* [Collected data entries]:
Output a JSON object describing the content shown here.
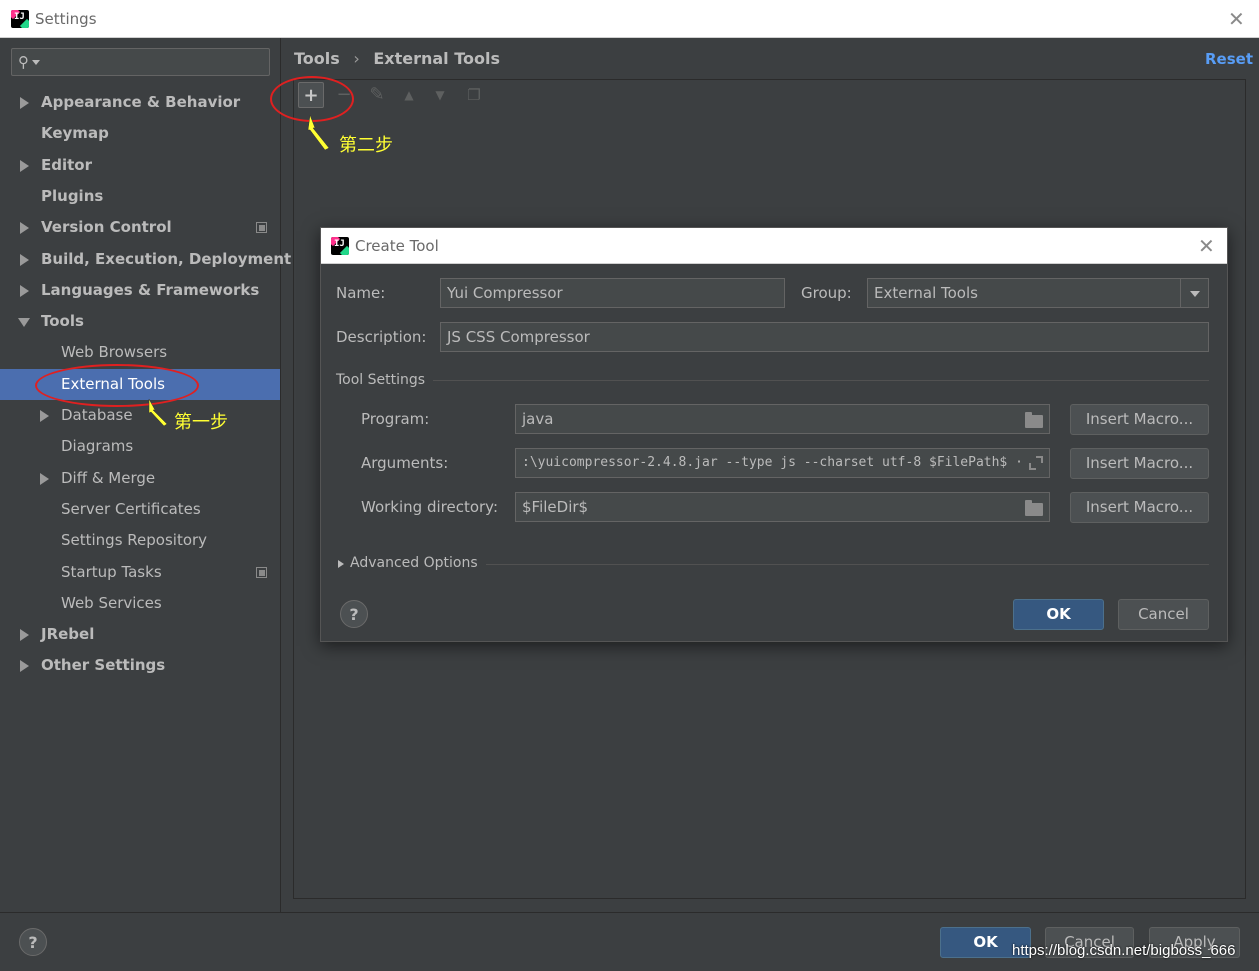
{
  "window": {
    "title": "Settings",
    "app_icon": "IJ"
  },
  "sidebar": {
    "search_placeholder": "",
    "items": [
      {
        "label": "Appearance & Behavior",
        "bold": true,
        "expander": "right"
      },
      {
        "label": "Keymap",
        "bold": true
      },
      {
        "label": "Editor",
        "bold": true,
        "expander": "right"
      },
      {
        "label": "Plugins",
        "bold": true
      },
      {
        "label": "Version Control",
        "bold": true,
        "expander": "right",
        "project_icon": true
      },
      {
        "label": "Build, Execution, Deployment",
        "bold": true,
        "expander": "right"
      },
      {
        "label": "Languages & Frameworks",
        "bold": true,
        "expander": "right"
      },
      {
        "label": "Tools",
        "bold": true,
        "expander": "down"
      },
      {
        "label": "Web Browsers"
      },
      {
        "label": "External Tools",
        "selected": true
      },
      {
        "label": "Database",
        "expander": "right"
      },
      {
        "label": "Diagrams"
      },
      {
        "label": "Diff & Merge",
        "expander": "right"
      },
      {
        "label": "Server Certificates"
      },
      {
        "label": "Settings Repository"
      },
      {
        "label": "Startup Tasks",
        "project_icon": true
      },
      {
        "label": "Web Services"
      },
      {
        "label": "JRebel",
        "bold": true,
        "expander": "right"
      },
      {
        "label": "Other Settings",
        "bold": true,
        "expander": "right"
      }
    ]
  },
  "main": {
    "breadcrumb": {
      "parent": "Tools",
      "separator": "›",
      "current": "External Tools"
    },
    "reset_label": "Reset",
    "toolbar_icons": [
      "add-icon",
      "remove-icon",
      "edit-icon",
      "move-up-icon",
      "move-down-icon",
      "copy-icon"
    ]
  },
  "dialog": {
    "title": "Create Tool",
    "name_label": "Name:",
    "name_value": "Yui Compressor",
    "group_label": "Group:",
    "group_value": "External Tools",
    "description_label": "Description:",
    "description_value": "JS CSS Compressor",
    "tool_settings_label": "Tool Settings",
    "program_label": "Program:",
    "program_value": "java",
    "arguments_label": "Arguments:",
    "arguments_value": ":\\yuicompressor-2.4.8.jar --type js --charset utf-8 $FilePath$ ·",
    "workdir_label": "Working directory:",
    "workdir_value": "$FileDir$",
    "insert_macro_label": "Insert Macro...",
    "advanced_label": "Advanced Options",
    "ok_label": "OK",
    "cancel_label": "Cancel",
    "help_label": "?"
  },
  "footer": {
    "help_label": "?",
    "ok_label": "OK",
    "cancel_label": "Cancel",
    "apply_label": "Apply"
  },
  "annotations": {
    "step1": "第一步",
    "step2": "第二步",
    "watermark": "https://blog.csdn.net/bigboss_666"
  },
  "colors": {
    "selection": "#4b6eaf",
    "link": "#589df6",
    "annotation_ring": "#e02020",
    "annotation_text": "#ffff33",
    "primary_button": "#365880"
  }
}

* [Aim of the task]: Transcribe the full listing character for character. Pictures are excluded.

* [The solution]:
Output a JSON object describing the content shown here.
{
  "window": {
    "title": "Settings",
    "app_icon": "IJ"
  },
  "sidebar": {
    "search_placeholder": "",
    "items": [
      {
        "label": "Appearance & Behavior",
        "bold": true,
        "expander": "right"
      },
      {
        "label": "Keymap",
        "bold": true
      },
      {
        "label": "Editor",
        "bold": true,
        "expander": "right"
      },
      {
        "label": "Plugins",
        "bold": true
      },
      {
        "label": "Version Control",
        "bold": true,
        "expander": "right",
        "project_icon": true
      },
      {
        "label": "Build, Execution, Deployment",
        "bold": true,
        "expander": "right"
      },
      {
        "label": "Languages & Frameworks",
        "bold": true,
        "expander": "right"
      },
      {
        "label": "Tools",
        "bold": true,
        "expander": "down"
      },
      {
        "label": "Web Browsers"
      },
      {
        "label": "External Tools",
        "selected": true
      },
      {
        "label": "Database",
        "expander": "right"
      },
      {
        "label": "Diagrams"
      },
      {
        "label": "Diff & Merge",
        "expander": "right"
      },
      {
        "label": "Server Certificates"
      },
      {
        "label": "Settings Repository"
      },
      {
        "label": "Startup Tasks",
        "project_icon": true
      },
      {
        "label": "Web Services"
      },
      {
        "label": "JRebel",
        "bold": true,
        "expander": "right"
      },
      {
        "label": "Other Settings",
        "bold": true,
        "expander": "right"
      }
    ]
  },
  "main": {
    "breadcrumb": {
      "parent": "Tools",
      "separator": "›",
      "current": "External Tools"
    },
    "reset_label": "Reset",
    "toolbar_icons": [
      "add-icon",
      "remove-icon",
      "edit-icon",
      "move-up-icon",
      "move-down-icon",
      "copy-icon"
    ]
  },
  "dialog": {
    "title": "Create Tool",
    "name_label": "Name:",
    "name_value": "Yui Compressor",
    "group_label": "Group:",
    "group_value": "External Tools",
    "description_label": "Description:",
    "description_value": "JS CSS Compressor",
    "tool_settings_label": "Tool Settings",
    "program_label": "Program:",
    "program_value": "java",
    "arguments_label": "Arguments:",
    "arguments_value": ":\\yuicompressor-2.4.8.jar --type js --charset utf-8 $FilePath$ ·",
    "workdir_label": "Working directory:",
    "workdir_value": "$FileDir$",
    "insert_macro_label": "Insert Macro...",
    "advanced_label": "Advanced Options",
    "ok_label": "OK",
    "cancel_label": "Cancel",
    "help_label": "?"
  },
  "footer": {
    "help_label": "?",
    "ok_label": "OK",
    "cancel_label": "Cancel",
    "apply_label": "Apply"
  },
  "annotations": {
    "step1": "第一步",
    "step2": "第二步",
    "watermark": "https://blog.csdn.net/bigboss_666"
  },
  "colors": {
    "selection": "#4b6eaf",
    "link": "#589df6",
    "annotation_ring": "#e02020",
    "annotation_text": "#ffff33",
    "primary_button": "#365880"
  }
}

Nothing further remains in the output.